* Work to complete *
Copy all the entries word for word, but omit the pictures.

====== Records ======

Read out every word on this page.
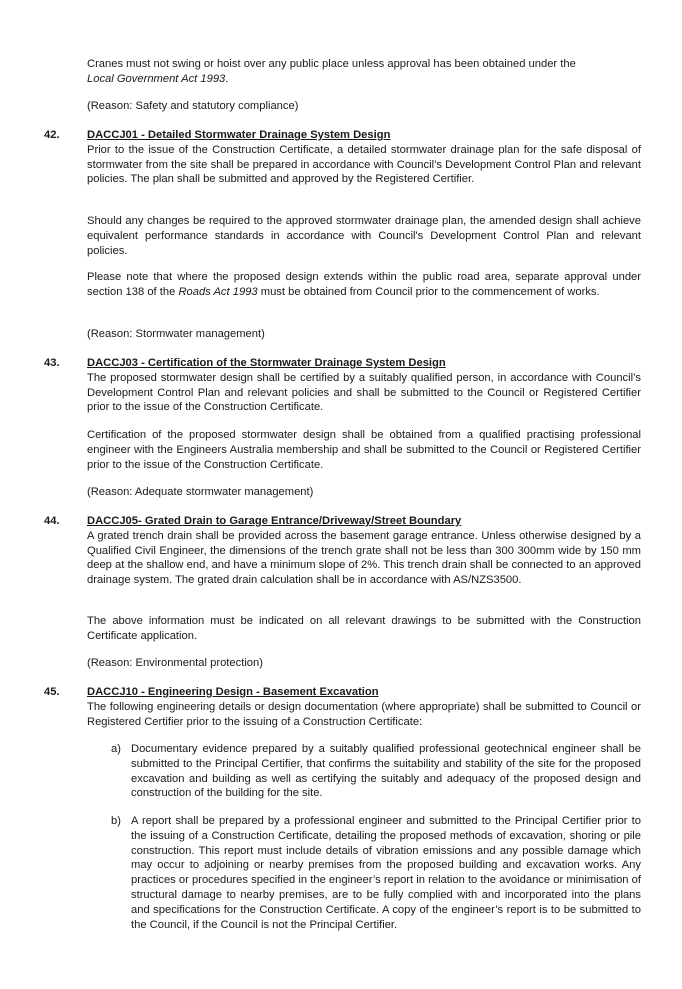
Cranes must not swing or hoist over any public place unless approval has been obtained under the
Local Government Act 1993.

(Reason: Safety and statutory compliance)

42. DACCJ01 - Detailed Stormwater Drainage System Design

Prior to the issue of the Construction Certificate, a detailed stormwater drainage plan for the safe disposal of stormwater from the site shall be prepared in accordance with Council’s Development Control Plan and relevant policies. The plan shall be submitted and approved by the Registered Certifier.

Should any changes be required to the approved stormwater drainage plan, the amended design shall achieve equivalent performance standards in accordance with Council's Development Control Plan and relevant policies.

Please note that where the proposed design extends within the public road area, separate approval under section 138 of the Roads Act 1993 must be obtained from Council prior to the commencement of works.

(Reason: Stormwater management)

43. DACCJ03 - Certification of the Stormwater Drainage System Design

The proposed stormwater design shall be certified by a suitably qualified person, in accordance with Council’s Development Control Plan and relevant policies and shall be submitted to the Council or Registered Certifier prior to the issue of the Construction Certificate.

Certification of the proposed stormwater design shall be obtained from a qualified practising professional engineer with the Engineers Australia membership and shall be submitted to the Council or Registered Certifier prior to the issue of the Construction Certificate.

(Reason: Adequate stormwater management)

44. DACCJ05- Grated Drain to Garage Entrance/Driveway/Street Boundary

A grated trench drain shall be provided across the basement garage entrance. Unless otherwise designed by a Qualified Civil Engineer, the dimensions of the trench grate shall not be less than 300 300mm wide by 150 mm deep at the shallow end, and have a minimum slope of 2%. This trench drain shall be connected to an approved drainage system. The grated drain calculation shall be in accordance with AS/NZS3500.

The above information must be indicated on all relevant drawings to be submitted with the Construction Certificate application.

(Reason: Environmental protection)

45. DACCJ10 - Engineering Design - Basement Excavation

The following engineering details or design documentation (where appropriate) shall be submitted to Council or Registered Certifier prior to the issuing of a Construction Certificate:

a) Documentary evidence prepared by a suitably qualified professional geotechnical engineer shall be submitted to the Principal Certifier, that confirms the suitability and stability of the site for the proposed excavation and building as well as certifying the suitably and adequacy of the proposed design and construction of the building for the site.

b) A report shall be prepared by a professional engineer and submitted to the Principal Certifier prior to the issuing of a Construction Certificate, detailing the proposed methods of excavation, shoring or pile construction. This report must include details of vibration emissions and any possible damage which may occur to adjoining or nearby premises from the proposed building and excavation works. Any practices or procedures specified in the engineer’s report in relation to the avoidance or minimisation of structural damage to nearby premises, are to be fully complied with and incorporated into the plans and specifications for the Construction Certificate. A copy of the engineer’s report is to be submitted to the Council, if the Council is not the Principal Certifier.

======

* Response to this task *
Read out every word on this page.
Cranes must not swing or hoist over any public place unless approval has been obtained under the
Local Government Act 1993.

(Reason: Safety and statutory compliance)

42. DACCJ01 - Detailed Stormwater Drainage System Design

Prior to the issue of the Construction Certificate, a detailed stormwater drainage plan for the safe disposal of stormwater from the site shall be prepared in accordance with Council’s Development Control Plan and relevant policies. The plan shall be submitted and approved by the Registered Certifier.

Should any changes be required to the approved stormwater drainage plan, the amended design shall achieve equivalent performance standards in accordance with Council's Development Control Plan and relevant policies.

Please note that where the proposed design extends within the public road area, separate approval under section 138 of the Roads Act 1993 must be obtained from Council prior to the commencement of works.

(Reason: Stormwater management)

43. DACCJ03 - Certification of the Stormwater Drainage System Design

The proposed stormwater design shall be certified by a suitably qualified person, in accordance with Council’s Development Control Plan and relevant policies and shall be submitted to the Council or Registered Certifier prior to the issue of the Construction Certificate.

Certification of the proposed stormwater design shall be obtained from a qualified practising professional engineer with the Engineers Australia membership and shall be submitted to the Council or Registered Certifier prior to the issue of the Construction Certificate.

(Reason: Adequate stormwater management)

44. DACCJ05- Grated Drain to Garage Entrance/Driveway/Street Boundary

A grated trench drain shall be provided across the basement garage entrance. Unless otherwise designed by a Qualified Civil Engineer, the dimensions of the trench grate shall not be less than 300 300mm wide by 150 mm deep at the shallow end, and have a minimum slope of 2%. This trench drain shall be connected to an approved drainage system. The grated drain calculation shall be in accordance with AS/NZS3500.

The above information must be indicated on all relevant drawings to be submitted with the Construction Certificate application.

(Reason: Environmental protection)

45. DACCJ10 - Engineering Design - Basement Excavation

The following engineering details or design documentation (where appropriate) shall be submitted to Council or Registered Certifier prior to the issuing of a Construction Certificate:

a) Documentary evidence prepared by a suitably qualified professional geotechnical engineer shall be submitted to the Principal Certifier, that confirms the suitability and stability of the site for the proposed excavation and building as well as certifying the suitably and adequacy of the proposed design and construction of the building for the site.

b) A report shall be prepared by a professional engineer and submitted to the Principal Certifier prior to the issuing of a Construction Certificate, detailing the proposed methods of excavation, shoring or pile construction. This report must include details of vibration emissions and any possible damage which may occur to adjoining or nearby premises from the proposed building and excavation works. Any practices or procedures specified in the engineer’s report in relation to the avoidance or minimisation of structural damage to nearby premises, are to be fully complied with and incorporated into the plans and specifications for the Construction Certificate. A copy of the engineer’s report is to be submitted to the Council, if the Council is not the Principal Certifier.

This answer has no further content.